> Given request:
Copy everything in the data below exactly except the pictures.

Part of a data file:
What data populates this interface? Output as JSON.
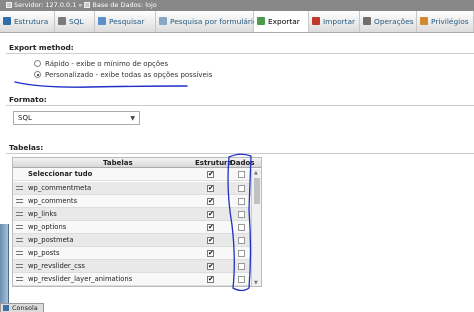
{
  "breadcrumb": {
    "server": "Servidor: 127.0.0.1",
    "separator": "»",
    "database": "Base de Dados: lojo"
  },
  "tabs": [
    {
      "label": "Estrutura",
      "icon": "structure-icon",
      "color": "#2f6fa8"
    },
    {
      "label": "SQL",
      "icon": "sql-icon",
      "color": "#7a7a7a"
    },
    {
      "label": "Pesquisar",
      "icon": "search-icon",
      "color": "#5b8fc7"
    },
    {
      "label": "Pesquisa por formulário",
      "icon": "query-icon",
      "color": "#8aa7c4"
    },
    {
      "label": "Exportar",
      "icon": "export-icon",
      "color": "#4b9b4b",
      "active": true
    },
    {
      "label": "Importar",
      "icon": "import-icon",
      "color": "#c0392b"
    },
    {
      "label": "Operações",
      "icon": "wrench-icon",
      "color": "#6f6f6f"
    },
    {
      "label": "Privilégios",
      "icon": "users-icon",
      "color": "#d28a2e"
    }
  ],
  "export_method": {
    "label": "Export method:",
    "options": [
      {
        "label": "Rápido - exibe o mínimo de opções",
        "selected": false
      },
      {
        "label": "Personalizado - exibe todas as opções possíveis",
        "selected": true
      }
    ]
  },
  "format": {
    "label": "Formato:",
    "value": "SQL"
  },
  "tables": {
    "label": "Tabelas:",
    "headers": {
      "tables": "Tabelas",
      "structure": "Estrutura",
      "data": "Dados"
    },
    "select_all": "Seleccionar tudo",
    "rows": [
      {
        "name": "wp_commentmeta",
        "structure": true,
        "data": false
      },
      {
        "name": "wp_comments",
        "structure": true,
        "data": false
      },
      {
        "name": "wp_links",
        "structure": true,
        "data": false
      },
      {
        "name": "wp_options",
        "structure": true,
        "data": false
      },
      {
        "name": "wp_postmeta",
        "structure": true,
        "data": false
      },
      {
        "name": "wp_posts",
        "structure": true,
        "data": false
      },
      {
        "name": "wp_revslider_css",
        "structure": true,
        "data": false
      },
      {
        "name": "wp_revslider_layer_animations",
        "structure": true,
        "data": false
      }
    ]
  },
  "console": {
    "label": "Consola"
  },
  "annotation_color": "#1f2fc7"
}
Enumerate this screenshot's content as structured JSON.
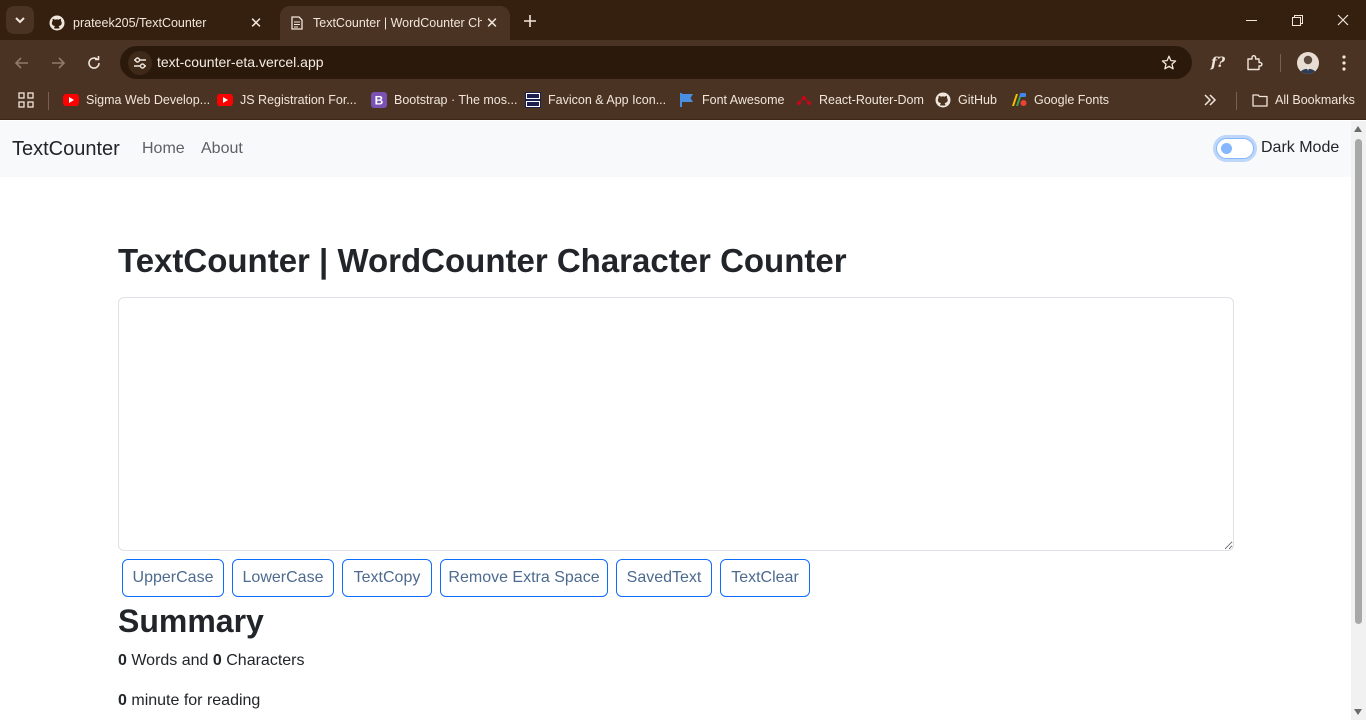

> Correct output:
What data populates this interface? Output as JSON.
{
  "breadcrumb": {
    "server": "Servidor: 127.0.0.1",
    "separator": "»",
    "database": "Base de Dados: lojo"
  },
  "tabs": [
    {
      "label": "Estrutura",
      "icon": "structure-icon",
      "color": "#2f6fa8"
    },
    {
      "label": "SQL",
      "icon": "sql-icon",
      "color": "#7a7a7a"
    },
    {
      "label": "Pesquisar",
      "icon": "search-icon",
      "color": "#5b8fc7"
    },
    {
      "label": "Pesquisa por formulário",
      "icon": "query-icon",
      "color": "#8aa7c4"
    },
    {
      "label": "Exportar",
      "icon": "export-icon",
      "color": "#4b9b4b",
      "active": true
    },
    {
      "label": "Importar",
      "icon": "import-icon",
      "color": "#c0392b"
    },
    {
      "label": "Operações",
      "icon": "wrench-icon",
      "color": "#6f6f6f"
    },
    {
      "label": "Privilégios",
      "icon": "users-icon",
      "color": "#d28a2e"
    }
  ],
  "export_method": {
    "label": "Export method:",
    "options": [
      {
        "label": "Rápido - exibe o mínimo de opções",
        "selected": false
      },
      {
        "label": "Personalizado - exibe todas as opções possíveis",
        "selected": true
      }
    ]
  },
  "format": {
    "label": "Formato:",
    "value": "SQL"
  },
  "tables": {
    "label": "Tabelas:",
    "headers": {
      "tables": "Tabelas",
      "structure": "Estrutura",
      "data": "Dados"
    },
    "select_all": "Seleccionar tudo",
    "rows": [
      {
        "name": "wp_commentmeta",
        "structure": true,
        "data": false
      },
      {
        "name": "wp_comments",
        "structure": true,
        "data": false
      },
      {
        "name": "wp_links",
        "structure": true,
        "data": false
      },
      {
        "name": "wp_options",
        "structure": true,
        "data": false
      },
      {
        "name": "wp_postmeta",
        "structure": true,
        "data": false
      },
      {
        "name": "wp_posts",
        "structure": true,
        "data": false
      },
      {
        "name": "wp_revslider_css",
        "structure": true,
        "data": false
      },
      {
        "name": "wp_revslider_layer_animations",
        "structure": true,
        "data": false
      }
    ]
  },
  "console": {
    "label": "Consola"
  },
  "annotation_color": "#1f2fc7"
}
Enumerate this screenshot's content as structured JSON.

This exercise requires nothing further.